**Requirement**
Pictures aside, copy every record word for word.

[Text content records for pages]
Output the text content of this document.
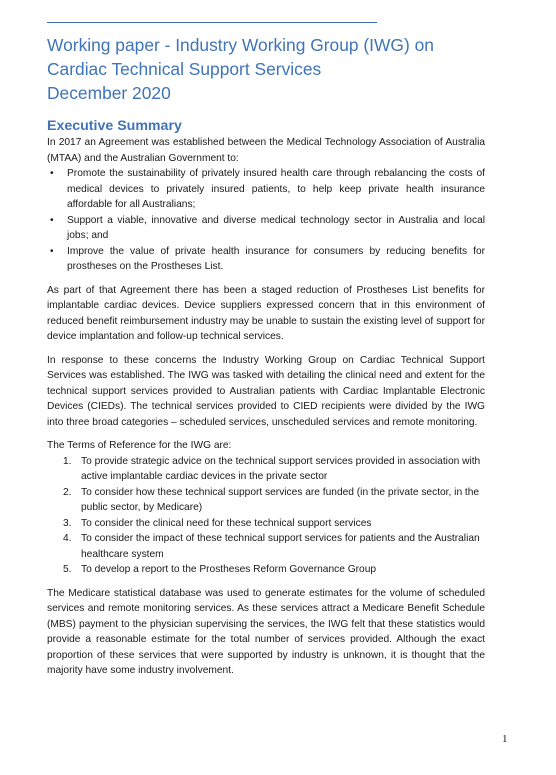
Working paper - Industry Working Group (IWG) on
Cardiac Technical Support Services
December 2020
Executive Summary

In 2017 an Agreement was established between the Medical Technology Association of Australia (MTAA) and the Australian Government to:

• Promote the sustainability of privately insured health care through rebalancing the costs of medical devices to privately insured patients, to help keep private health insurance affordable for all Australians;
• Support a viable, innovative and diverse medical technology sector in Australia and local jobs; and
• Improve the value of private health insurance for consumers by reducing benefits for prostheses on the Prostheses List.

As part of that Agreement there has been a staged reduction of Prostheses List benefits for implantable cardiac devices. Device suppliers expressed concern that in this environment of reduced benefit reimbursement industry may be unable to sustain the existing level of support for device implantation and follow-up technical services.

In response to these concerns the Industry Working Group on Cardiac Technical Support Services was established. The IWG was tasked with detailing the clinical need and extent for the technical support services provided to Australian patients with Cardiac Implantable Electronic Devices (CIEDs). The technical services provided to CIED recipients were divided by the IWG into three broad categories – scheduled services, unscheduled services and remote monitoring.

The Terms of Reference for the IWG are:

1. To provide strategic advice on the technical support services provided in association with active implantable cardiac devices in the private sector
2. To consider how these technical support services are funded (in the private sector, in the public sector, by Medicare)
3. To consider the clinical need for these technical support services
4. To consider the impact of these technical support services for patients and the Australian healthcare system
5. To develop a report to the Prostheses Reform Governance Group

The Medicare statistical database was used to generate estimates for the volume of scheduled services and remote monitoring services. As these services attract a Medicare Benefit Schedule (MBS) payment to the physician supervising the services, the IWG felt that these statistics would provide a reasonable estimate for the total number of services provided. Although the exact proportion of these services that were supported by industry is unknown, it is thought that the majority have some industry involvement.

1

**Answer for this exercise**
Output the text content of this document.
Working paper - Industry Working Group (IWG) on
Cardiac Technical Support Services
December 2020
Executive Summary

In 2017 an Agreement was established between the Medical Technology Association of Australia (MTAA) and the Australian Government to:

• Promote the sustainability of privately insured health care through rebalancing the costs of medical devices to privately insured patients, to help keep private health insurance affordable for all Australians;
• Support a viable, innovative and diverse medical technology sector in Australia and local jobs; and
• Improve the value of private health insurance for consumers by reducing benefits for prostheses on the Prostheses List.

As part of that Agreement there has been a staged reduction of Prostheses List benefits for implantable cardiac devices. Device suppliers expressed concern that in this environment of reduced benefit reimbursement industry may be unable to sustain the existing level of support for device implantation and follow-up technical services.

In response to these concerns the Industry Working Group on Cardiac Technical Support Services was established. The IWG was tasked with detailing the clinical need and extent for the technical support services provided to Australian patients with Cardiac Implantable Electronic Devices (CIEDs). The technical services provided to CIED recipients were divided by the IWG into three broad categories – scheduled services, unscheduled services and remote monitoring.

The Terms of Reference for the IWG are:

1. To provide strategic advice on the technical support services provided in association with active implantable cardiac devices in the private sector
2. To consider how these technical support services are funded (in the private sector, in the public sector, by Medicare)
3. To consider the clinical need for these technical support services
4. To consider the impact of these technical support services for patients and the Australian healthcare system
5. To develop a report to the Prostheses Reform Governance Group

The Medicare statistical database was used to generate estimates for the volume of scheduled services and remote monitoring services. As these services attract a Medicare Benefit Schedule (MBS) payment to the physician supervising the services, the IWG felt that these statistics would provide a reasonable estimate for the total number of services provided. Although the exact proportion of these services that were supported by industry is unknown, it is thought that the majority have some industry involvement.

1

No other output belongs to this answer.